#### [Information given]
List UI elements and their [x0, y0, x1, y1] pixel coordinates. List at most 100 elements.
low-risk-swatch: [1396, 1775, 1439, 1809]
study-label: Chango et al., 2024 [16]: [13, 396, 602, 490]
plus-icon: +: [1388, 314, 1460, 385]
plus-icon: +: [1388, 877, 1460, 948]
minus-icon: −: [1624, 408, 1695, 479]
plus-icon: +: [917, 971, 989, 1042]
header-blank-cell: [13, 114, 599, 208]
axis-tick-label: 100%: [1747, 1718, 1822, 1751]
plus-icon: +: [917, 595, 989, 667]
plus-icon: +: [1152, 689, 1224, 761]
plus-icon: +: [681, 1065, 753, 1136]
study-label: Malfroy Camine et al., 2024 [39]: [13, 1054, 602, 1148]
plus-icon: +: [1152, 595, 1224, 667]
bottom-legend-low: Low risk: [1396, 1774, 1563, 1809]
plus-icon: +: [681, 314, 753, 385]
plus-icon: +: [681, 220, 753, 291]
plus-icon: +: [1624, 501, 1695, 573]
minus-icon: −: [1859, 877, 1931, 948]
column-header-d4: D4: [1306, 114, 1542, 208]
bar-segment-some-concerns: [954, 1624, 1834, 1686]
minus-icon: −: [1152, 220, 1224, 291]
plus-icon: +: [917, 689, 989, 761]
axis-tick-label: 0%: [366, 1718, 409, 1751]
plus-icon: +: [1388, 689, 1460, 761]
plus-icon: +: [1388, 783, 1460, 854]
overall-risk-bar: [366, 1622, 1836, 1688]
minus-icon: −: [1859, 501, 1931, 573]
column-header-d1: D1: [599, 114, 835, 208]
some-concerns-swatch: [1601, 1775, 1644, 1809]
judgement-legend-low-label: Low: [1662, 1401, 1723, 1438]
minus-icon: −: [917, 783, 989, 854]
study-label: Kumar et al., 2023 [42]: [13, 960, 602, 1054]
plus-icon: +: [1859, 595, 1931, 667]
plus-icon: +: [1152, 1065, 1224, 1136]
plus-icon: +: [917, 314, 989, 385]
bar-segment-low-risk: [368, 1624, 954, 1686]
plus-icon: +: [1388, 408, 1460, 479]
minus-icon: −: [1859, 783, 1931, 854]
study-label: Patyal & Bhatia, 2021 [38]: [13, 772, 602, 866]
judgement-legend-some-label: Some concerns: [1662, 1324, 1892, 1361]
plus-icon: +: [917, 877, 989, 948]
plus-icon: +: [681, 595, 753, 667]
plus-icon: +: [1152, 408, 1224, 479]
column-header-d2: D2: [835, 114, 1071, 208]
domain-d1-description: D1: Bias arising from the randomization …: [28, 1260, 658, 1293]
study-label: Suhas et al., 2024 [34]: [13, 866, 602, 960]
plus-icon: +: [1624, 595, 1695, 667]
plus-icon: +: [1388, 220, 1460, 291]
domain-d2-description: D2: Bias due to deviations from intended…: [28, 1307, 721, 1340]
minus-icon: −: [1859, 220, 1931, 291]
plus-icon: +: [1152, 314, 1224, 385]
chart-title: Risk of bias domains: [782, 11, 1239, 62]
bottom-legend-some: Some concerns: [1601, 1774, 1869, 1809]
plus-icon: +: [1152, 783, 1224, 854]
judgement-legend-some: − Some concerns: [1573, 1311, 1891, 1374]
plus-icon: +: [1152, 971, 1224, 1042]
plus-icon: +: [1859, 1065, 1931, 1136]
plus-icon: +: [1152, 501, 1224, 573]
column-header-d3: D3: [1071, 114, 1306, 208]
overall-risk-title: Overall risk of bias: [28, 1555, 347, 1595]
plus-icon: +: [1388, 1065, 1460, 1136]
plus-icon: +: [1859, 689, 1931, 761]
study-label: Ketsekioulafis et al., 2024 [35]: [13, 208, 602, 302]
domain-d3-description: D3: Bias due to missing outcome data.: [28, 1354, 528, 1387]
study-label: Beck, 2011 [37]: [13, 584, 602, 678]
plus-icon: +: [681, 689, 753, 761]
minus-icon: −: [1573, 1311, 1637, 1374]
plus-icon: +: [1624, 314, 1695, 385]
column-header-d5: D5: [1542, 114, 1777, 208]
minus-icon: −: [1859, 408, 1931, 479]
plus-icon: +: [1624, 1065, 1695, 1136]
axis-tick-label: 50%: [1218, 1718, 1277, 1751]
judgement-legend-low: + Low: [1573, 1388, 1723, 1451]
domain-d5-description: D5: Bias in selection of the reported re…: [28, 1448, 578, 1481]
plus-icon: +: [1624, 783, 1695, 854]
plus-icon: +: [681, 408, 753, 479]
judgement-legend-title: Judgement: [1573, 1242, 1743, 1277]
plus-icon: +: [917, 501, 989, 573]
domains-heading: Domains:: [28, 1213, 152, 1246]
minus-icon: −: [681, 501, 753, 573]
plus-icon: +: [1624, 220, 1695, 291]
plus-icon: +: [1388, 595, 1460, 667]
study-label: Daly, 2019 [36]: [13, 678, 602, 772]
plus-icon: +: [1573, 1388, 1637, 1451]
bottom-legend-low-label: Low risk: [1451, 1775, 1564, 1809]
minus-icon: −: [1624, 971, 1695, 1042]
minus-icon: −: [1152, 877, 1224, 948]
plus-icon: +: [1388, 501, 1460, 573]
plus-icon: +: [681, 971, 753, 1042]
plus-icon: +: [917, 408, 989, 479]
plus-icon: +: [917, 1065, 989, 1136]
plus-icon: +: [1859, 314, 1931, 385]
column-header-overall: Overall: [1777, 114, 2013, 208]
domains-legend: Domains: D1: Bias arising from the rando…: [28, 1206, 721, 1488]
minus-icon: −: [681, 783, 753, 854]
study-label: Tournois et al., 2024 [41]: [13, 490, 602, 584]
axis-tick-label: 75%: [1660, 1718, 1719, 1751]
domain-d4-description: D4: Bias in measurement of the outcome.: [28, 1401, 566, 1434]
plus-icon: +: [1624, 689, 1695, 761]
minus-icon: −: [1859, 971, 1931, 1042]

#### [Task objective]
Reproduce the records above, switching "plus-icon" to "positive-icon" wherever it occurs and leaving everything else unchanged.

#### [The completed task]
List UI elements and their [x0, y0, x1, y1] pixel coordinates. List at most 100 elements.
low-risk-swatch: [1396, 1775, 1439, 1809]
study-label: Chango et al., 2024 [16]: [13, 396, 602, 490]
positive-icon: +: [1388, 314, 1460, 385]
positive-icon: +: [1388, 877, 1460, 948]
minus-icon: −: [1624, 408, 1695, 479]
positive-icon: +: [917, 971, 989, 1042]
header-blank-cell: [13, 114, 599, 208]
axis-tick-label: 100%: [1747, 1718, 1822, 1751]
positive-icon: +: [917, 595, 989, 667]
positive-icon: +: [1152, 689, 1224, 761]
positive-icon: +: [681, 1065, 753, 1136]
study-label: Malfroy Camine et al., 2024 [39]: [13, 1054, 602, 1148]
positive-icon: +: [1152, 595, 1224, 667]
bottom-legend-low: Low risk: [1396, 1774, 1563, 1809]
positive-icon: +: [681, 314, 753, 385]
positive-icon: +: [681, 220, 753, 291]
positive-icon: +: [1624, 501, 1695, 573]
minus-icon: −: [1859, 877, 1931, 948]
column-header-d4: D4: [1306, 114, 1542, 208]
bar-segment-some-concerns: [954, 1624, 1834, 1686]
minus-icon: −: [1152, 220, 1224, 291]
positive-icon: +: [917, 689, 989, 761]
axis-tick-label: 0%: [366, 1718, 409, 1751]
positive-icon: +: [1388, 689, 1460, 761]
positive-icon: +: [1388, 783, 1460, 854]
overall-risk-bar: [366, 1622, 1836, 1688]
minus-icon: −: [1859, 501, 1931, 573]
column-header-d1: D1: [599, 114, 835, 208]
some-concerns-swatch: [1601, 1775, 1644, 1809]
judgement-legend-low-label: Low: [1662, 1401, 1723, 1438]
minus-icon: −: [917, 783, 989, 854]
study-label: Kumar et al., 2023 [42]: [13, 960, 602, 1054]
positive-icon: +: [1859, 595, 1931, 667]
positive-icon: +: [1152, 1065, 1224, 1136]
positive-icon: +: [917, 314, 989, 385]
bar-segment-low-risk: [368, 1624, 954, 1686]
positive-icon: +: [1388, 408, 1460, 479]
minus-icon: −: [1859, 783, 1931, 854]
study-label: Patyal & Bhatia, 2021 [38]: [13, 772, 602, 866]
judgement-legend-some-label: Some concerns: [1662, 1324, 1892, 1361]
positive-icon: +: [917, 877, 989, 948]
positive-icon: +: [681, 595, 753, 667]
positive-icon: +: [1152, 408, 1224, 479]
column-header-d2: D2: [835, 114, 1071, 208]
domain-d1-description: D1: Bias arising from the randomization …: [28, 1260, 658, 1293]
study-label: Suhas et al., 2024 [34]: [13, 866, 602, 960]
positive-icon: +: [1624, 595, 1695, 667]
positive-icon: +: [1388, 220, 1460, 291]
domain-d2-description: D2: Bias due to deviations from intended…: [28, 1307, 721, 1340]
minus-icon: −: [1859, 220, 1931, 291]
positive-icon: +: [1152, 314, 1224, 385]
chart-title: Risk of bias domains: [782, 11, 1239, 62]
bottom-legend-some: Some concerns: [1601, 1774, 1869, 1809]
positive-icon: +: [1152, 783, 1224, 854]
judgement-legend-some: − Some concerns: [1573, 1311, 1891, 1374]
positive-icon: +: [1152, 971, 1224, 1042]
positive-icon: +: [1859, 1065, 1931, 1136]
positive-icon: +: [1152, 501, 1224, 573]
column-header-d3: D3: [1071, 114, 1306, 208]
overall-risk-title: Overall risk of bias: [28, 1555, 347, 1595]
positive-icon: +: [1388, 1065, 1460, 1136]
positive-icon: +: [1859, 689, 1931, 761]
study-label: Ketsekioulafis et al., 2024 [35]: [13, 208, 602, 302]
domain-d3-description: D3: Bias due to missing outcome data.: [28, 1354, 528, 1387]
study-label: Beck, 2011 [37]: [13, 584, 602, 678]
positive-icon: +: [681, 689, 753, 761]
minus-icon: −: [1573, 1311, 1637, 1374]
positive-icon: +: [1624, 314, 1695, 385]
column-header-d5: D5: [1542, 114, 1777, 208]
minus-icon: −: [1859, 408, 1931, 479]
positive-icon: +: [1624, 1065, 1695, 1136]
axis-tick-label: 50%: [1218, 1718, 1277, 1751]
judgement-legend-low: + Low: [1573, 1388, 1723, 1451]
domain-d5-description: D5: Bias in selection of the reported re…: [28, 1448, 578, 1481]
positive-icon: +: [1624, 783, 1695, 854]
positive-icon: +: [681, 408, 753, 479]
judgement-legend-title: Judgement: [1573, 1242, 1743, 1277]
positive-icon: +: [917, 501, 989, 573]
domains-heading: Domains:: [28, 1213, 152, 1246]
minus-icon: −: [681, 501, 753, 573]
positive-icon: +: [1624, 220, 1695, 291]
positive-icon: +: [1388, 595, 1460, 667]
study-label: Daly, 2019 [36]: [13, 678, 602, 772]
positive-icon: +: [1573, 1388, 1637, 1451]
bottom-legend-low-label: Low risk: [1451, 1775, 1564, 1809]
minus-icon: −: [1624, 971, 1695, 1042]
minus-icon: −: [1152, 877, 1224, 948]
positive-icon: +: [1388, 501, 1460, 573]
positive-icon: +: [681, 971, 753, 1042]
positive-icon: +: [917, 408, 989, 479]
positive-icon: +: [917, 1065, 989, 1136]
positive-icon: +: [1859, 314, 1931, 385]
column-header-overall: Overall: [1777, 114, 2013, 208]
domains-legend: Domains: D1: Bias arising from the rando…: [28, 1206, 721, 1488]
minus-icon: −: [681, 783, 753, 854]
study-label: Tournois et al., 2024 [41]: [13, 490, 602, 584]
axis-tick-label: 75%: [1660, 1718, 1719, 1751]
domain-d4-description: D4: Bias in measurement of the outcome.: [28, 1401, 566, 1434]
positive-icon: +: [1624, 689, 1695, 761]
minus-icon: −: [1859, 971, 1931, 1042]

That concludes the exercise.